**Source records:**
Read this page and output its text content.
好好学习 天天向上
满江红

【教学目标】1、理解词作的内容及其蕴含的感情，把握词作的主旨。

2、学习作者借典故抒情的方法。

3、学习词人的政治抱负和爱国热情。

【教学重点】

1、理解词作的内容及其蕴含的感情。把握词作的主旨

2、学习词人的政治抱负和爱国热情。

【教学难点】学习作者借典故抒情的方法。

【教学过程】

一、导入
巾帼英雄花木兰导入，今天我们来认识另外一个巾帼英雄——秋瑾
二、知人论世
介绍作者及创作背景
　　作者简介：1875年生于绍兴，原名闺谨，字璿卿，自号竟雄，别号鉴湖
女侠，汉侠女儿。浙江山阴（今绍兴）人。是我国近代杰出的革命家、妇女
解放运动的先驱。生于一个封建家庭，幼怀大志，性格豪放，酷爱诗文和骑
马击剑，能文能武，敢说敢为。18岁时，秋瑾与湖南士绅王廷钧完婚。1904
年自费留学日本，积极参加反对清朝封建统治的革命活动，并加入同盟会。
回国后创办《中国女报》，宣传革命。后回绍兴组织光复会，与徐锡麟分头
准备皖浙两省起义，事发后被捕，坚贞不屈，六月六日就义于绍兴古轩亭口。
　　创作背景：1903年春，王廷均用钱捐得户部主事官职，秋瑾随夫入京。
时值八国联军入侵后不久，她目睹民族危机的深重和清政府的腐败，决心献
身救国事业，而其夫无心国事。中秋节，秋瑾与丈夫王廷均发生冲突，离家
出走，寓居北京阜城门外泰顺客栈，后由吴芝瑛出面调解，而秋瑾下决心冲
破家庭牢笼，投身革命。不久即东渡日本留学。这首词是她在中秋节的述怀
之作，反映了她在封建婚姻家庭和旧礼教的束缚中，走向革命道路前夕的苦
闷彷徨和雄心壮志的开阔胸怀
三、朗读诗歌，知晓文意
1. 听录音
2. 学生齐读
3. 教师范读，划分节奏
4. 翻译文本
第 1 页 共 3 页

**Short task:**
Copy each line of the data above without altering a single character.

**Finished exercise:**
Read this page and output its text content.
好好学习 天天向上
满江红

【教学目标】1、理解词作的内容及其蕴含的感情，把握词作的主旨。

2、学习作者借典故抒情的方法。

3、学习词人的政治抱负和爱国热情。

【教学重点】

1、理解词作的内容及其蕴含的感情。把握词作的主旨

2、学习词人的政治抱负和爱国热情。

【教学难点】学习作者借典故抒情的方法。

【教学过程】

一、导入
巾帼英雄花木兰导入，今天我们来认识另外一个巾帼英雄——秋瑾
二、知人论世
介绍作者及创作背景
　　作者简介：1875年生于绍兴，原名闺谨，字璿卿，自号竟雄，别号鉴湖
女侠，汉侠女儿。浙江山阴（今绍兴）人。是我国近代杰出的革命家、妇女
解放运动的先驱。生于一个封建家庭，幼怀大志，性格豪放，酷爱诗文和骑
马击剑，能文能武，敢说敢为。18岁时，秋瑾与湖南士绅王廷钧完婚。1904
年自费留学日本，积极参加反对清朝封建统治的革命活动，并加入同盟会。
回国后创办《中国女报》，宣传革命。后回绍兴组织光复会，与徐锡麟分头
准备皖浙两省起义，事发后被捕，坚贞不屈，六月六日就义于绍兴古轩亭口。
　　创作背景：1903年春，王廷均用钱捐得户部主事官职，秋瑾随夫入京。
时值八国联军入侵后不久，她目睹民族危机的深重和清政府的腐败，决心献
身救国事业，而其夫无心国事。中秋节，秋瑾与丈夫王廷均发生冲突，离家
出走，寓居北京阜城门外泰顺客栈，后由吴芝瑛出面调解，而秋瑾下决心冲
破家庭牢笼，投身革命。不久即东渡日本留学。这首词是她在中秋节的述怀
之作，反映了她在封建婚姻家庭和旧礼教的束缚中，走向革命道路前夕的苦
闷彷徨和雄心壮志的开阔胸怀
三、朗读诗歌，知晓文意
1. 听录音
2. 学生齐读
3. 教师范读，划分节奏
4. 翻译文本
第 1 页 共 3 页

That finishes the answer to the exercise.